GOAL: Below are some entries. Copy each line that holds the string "membuat".

INPUT MATERIAL:

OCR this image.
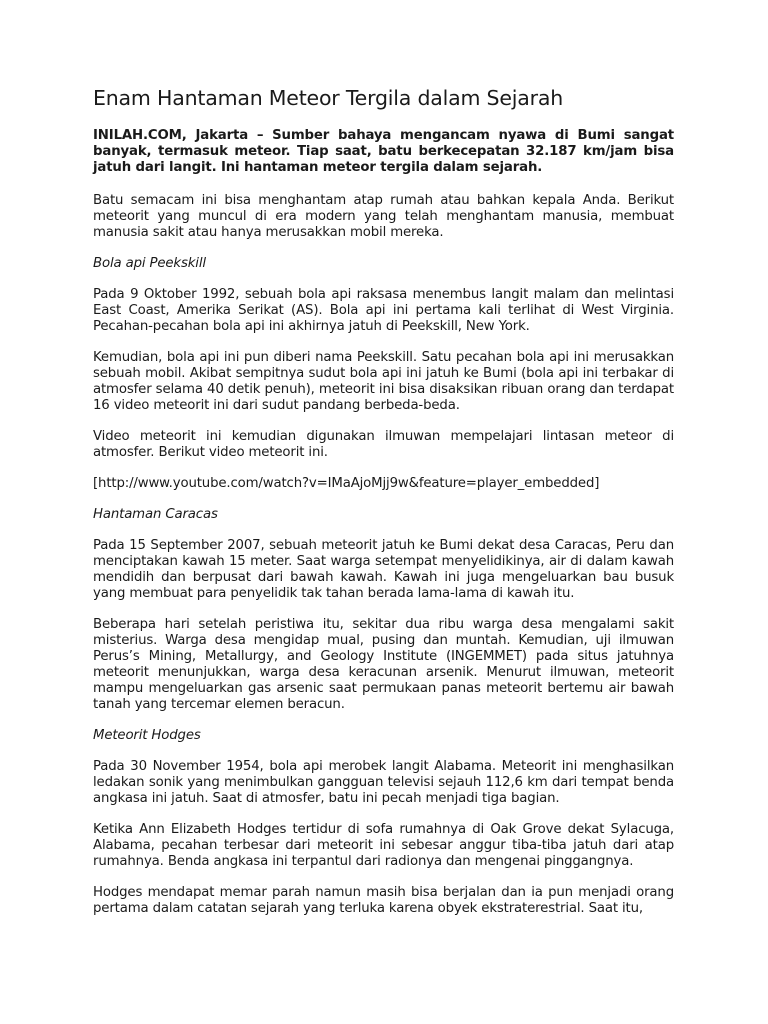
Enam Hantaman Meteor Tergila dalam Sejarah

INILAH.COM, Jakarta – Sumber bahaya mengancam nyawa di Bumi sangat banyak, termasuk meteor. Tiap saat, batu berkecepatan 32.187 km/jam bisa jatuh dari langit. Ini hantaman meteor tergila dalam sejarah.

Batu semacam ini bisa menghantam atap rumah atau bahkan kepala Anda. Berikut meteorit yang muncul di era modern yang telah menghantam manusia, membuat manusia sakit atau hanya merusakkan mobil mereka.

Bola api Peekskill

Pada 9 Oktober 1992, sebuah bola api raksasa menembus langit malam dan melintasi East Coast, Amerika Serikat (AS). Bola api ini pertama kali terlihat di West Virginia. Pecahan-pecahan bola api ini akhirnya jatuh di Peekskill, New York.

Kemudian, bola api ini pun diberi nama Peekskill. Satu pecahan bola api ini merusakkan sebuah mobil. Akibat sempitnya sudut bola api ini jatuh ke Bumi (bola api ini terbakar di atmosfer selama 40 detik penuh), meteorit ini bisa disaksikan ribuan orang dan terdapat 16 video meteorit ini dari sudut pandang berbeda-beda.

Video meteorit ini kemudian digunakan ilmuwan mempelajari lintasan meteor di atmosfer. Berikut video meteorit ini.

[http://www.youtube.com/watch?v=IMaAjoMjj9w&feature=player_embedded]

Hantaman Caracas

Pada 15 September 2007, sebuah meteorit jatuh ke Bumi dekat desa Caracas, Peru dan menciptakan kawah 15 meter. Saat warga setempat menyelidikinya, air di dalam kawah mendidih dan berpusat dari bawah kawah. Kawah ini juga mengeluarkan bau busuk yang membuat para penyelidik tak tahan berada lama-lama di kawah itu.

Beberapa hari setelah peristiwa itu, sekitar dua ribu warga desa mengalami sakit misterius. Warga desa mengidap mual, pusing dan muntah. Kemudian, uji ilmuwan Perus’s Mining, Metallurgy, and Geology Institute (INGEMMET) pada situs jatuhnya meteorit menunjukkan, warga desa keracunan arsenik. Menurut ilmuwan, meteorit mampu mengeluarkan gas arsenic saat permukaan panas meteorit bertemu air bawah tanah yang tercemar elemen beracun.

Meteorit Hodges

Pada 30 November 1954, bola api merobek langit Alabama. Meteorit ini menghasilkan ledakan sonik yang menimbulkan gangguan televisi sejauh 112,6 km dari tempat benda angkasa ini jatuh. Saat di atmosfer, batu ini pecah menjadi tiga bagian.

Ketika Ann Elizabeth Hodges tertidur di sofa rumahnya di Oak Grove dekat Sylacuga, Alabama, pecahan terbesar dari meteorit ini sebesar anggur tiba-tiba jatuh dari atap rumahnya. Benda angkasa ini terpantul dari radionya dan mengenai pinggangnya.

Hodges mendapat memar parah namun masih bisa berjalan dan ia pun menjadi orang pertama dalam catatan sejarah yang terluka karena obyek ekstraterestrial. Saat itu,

==

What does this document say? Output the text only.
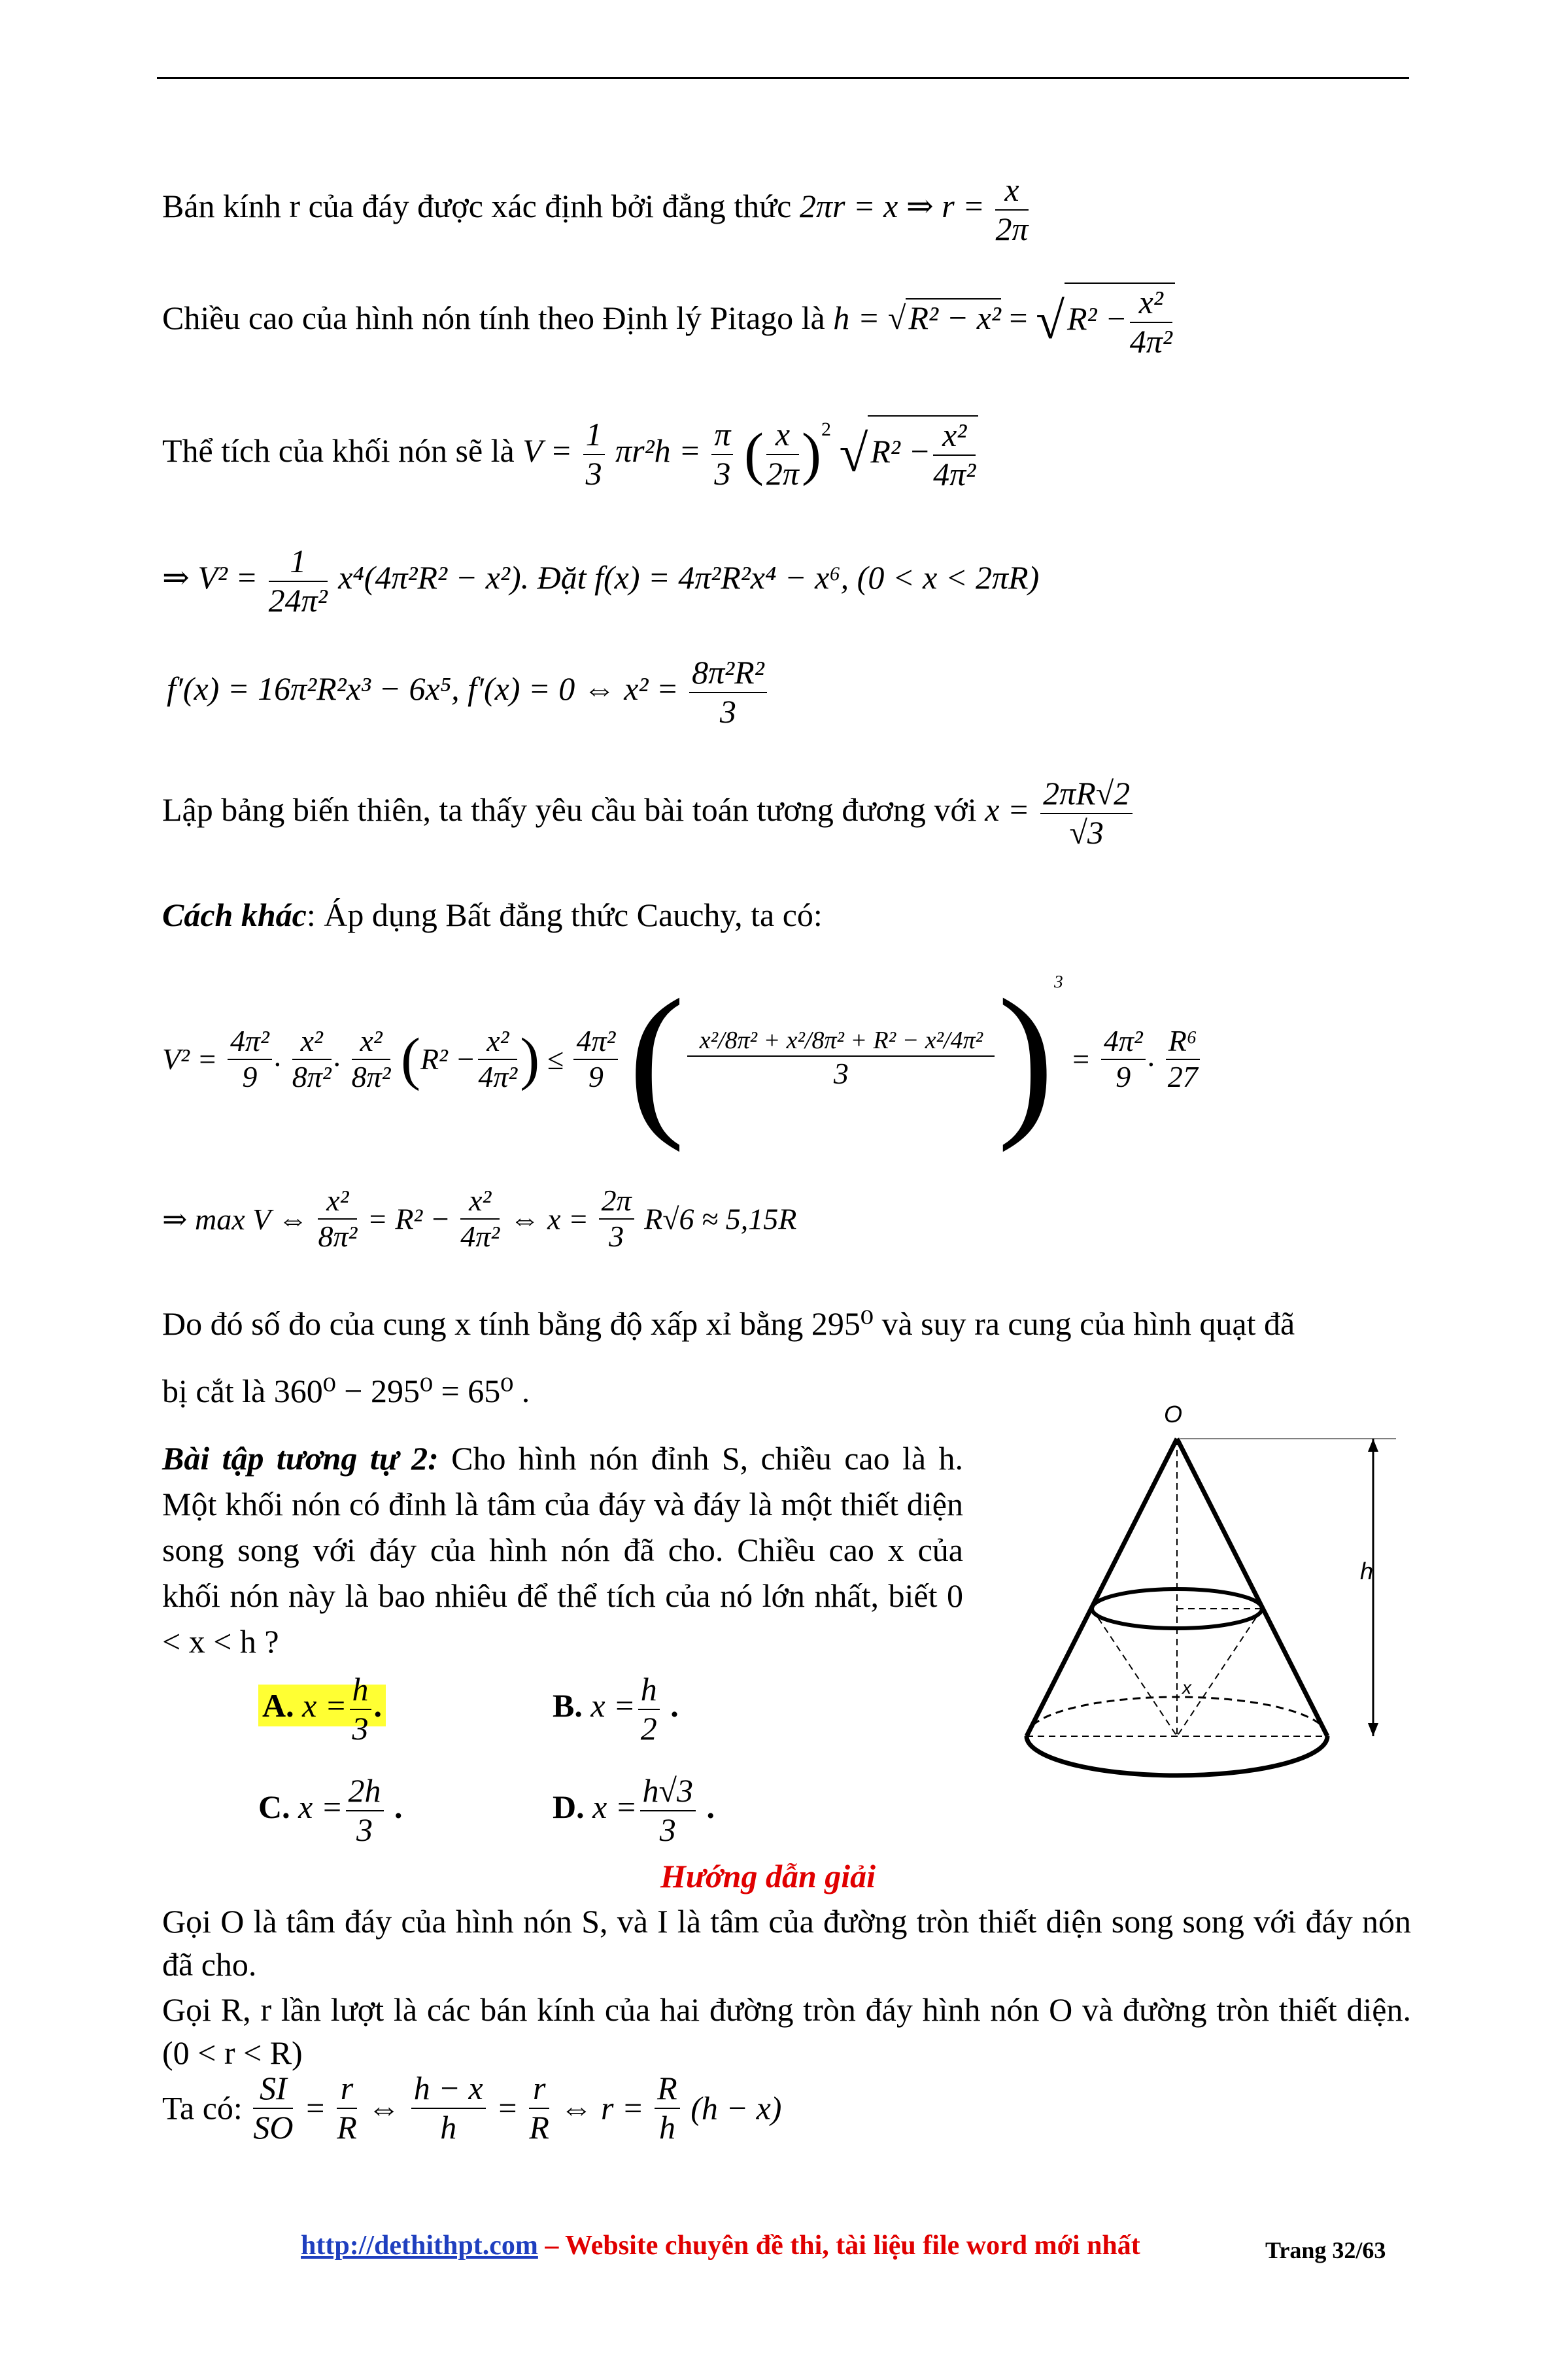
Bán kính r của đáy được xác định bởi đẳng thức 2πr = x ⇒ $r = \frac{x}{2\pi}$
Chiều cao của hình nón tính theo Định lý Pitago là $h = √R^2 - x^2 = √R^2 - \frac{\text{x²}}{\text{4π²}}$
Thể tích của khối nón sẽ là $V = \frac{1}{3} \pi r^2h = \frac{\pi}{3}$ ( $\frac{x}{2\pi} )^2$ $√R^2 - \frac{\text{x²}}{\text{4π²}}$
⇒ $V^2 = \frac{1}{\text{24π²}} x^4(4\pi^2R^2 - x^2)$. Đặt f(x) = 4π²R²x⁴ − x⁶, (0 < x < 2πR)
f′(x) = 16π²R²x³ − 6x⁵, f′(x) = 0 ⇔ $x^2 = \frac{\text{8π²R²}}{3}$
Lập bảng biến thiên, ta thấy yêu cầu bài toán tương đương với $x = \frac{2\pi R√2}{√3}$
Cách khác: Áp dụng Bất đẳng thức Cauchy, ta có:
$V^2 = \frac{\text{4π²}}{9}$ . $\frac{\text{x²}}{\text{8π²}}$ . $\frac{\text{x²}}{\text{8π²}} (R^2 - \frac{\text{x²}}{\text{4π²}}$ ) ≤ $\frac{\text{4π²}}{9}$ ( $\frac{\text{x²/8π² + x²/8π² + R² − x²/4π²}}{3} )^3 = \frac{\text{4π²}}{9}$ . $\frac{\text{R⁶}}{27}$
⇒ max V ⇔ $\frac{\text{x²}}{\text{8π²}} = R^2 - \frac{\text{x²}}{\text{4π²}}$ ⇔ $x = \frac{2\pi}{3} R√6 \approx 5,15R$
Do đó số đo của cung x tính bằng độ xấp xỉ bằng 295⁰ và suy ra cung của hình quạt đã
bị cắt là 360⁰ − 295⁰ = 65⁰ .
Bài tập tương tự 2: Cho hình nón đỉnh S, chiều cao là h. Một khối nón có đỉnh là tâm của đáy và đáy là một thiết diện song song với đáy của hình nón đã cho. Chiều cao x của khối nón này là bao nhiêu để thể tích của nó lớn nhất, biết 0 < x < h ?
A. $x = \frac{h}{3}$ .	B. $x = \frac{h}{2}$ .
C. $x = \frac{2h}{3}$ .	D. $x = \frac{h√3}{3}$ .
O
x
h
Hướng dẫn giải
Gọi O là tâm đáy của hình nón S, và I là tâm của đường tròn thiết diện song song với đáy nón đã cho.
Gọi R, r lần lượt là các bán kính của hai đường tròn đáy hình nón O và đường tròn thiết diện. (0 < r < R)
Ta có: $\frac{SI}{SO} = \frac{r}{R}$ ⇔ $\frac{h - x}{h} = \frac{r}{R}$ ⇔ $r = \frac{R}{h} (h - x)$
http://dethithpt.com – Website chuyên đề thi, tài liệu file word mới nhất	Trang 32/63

SOLUTION FOR THIS EXERCISE:
Batu semacam ini bisa menghantam atap rumah atau bahkan kepala Anda. Berikut meteorit yang muncul di era modern yang telah menghantam manusia, membuat manusia sakit atau hanya merusakkan mobil mereka.
Pada 15 September 2007, sebuah meteorit jatuh ke Bumi dekat desa Caracas, Peru dan menciptakan kawah 15 meter. Saat warga setempat menyelidikinya, air di dalam kawah mendidih dan berpusat dari bawah kawah. Kawah ini juga mengeluarkan bau busuk yang membuat para penyelidik tak tahan berada lama-lama di kawah itu.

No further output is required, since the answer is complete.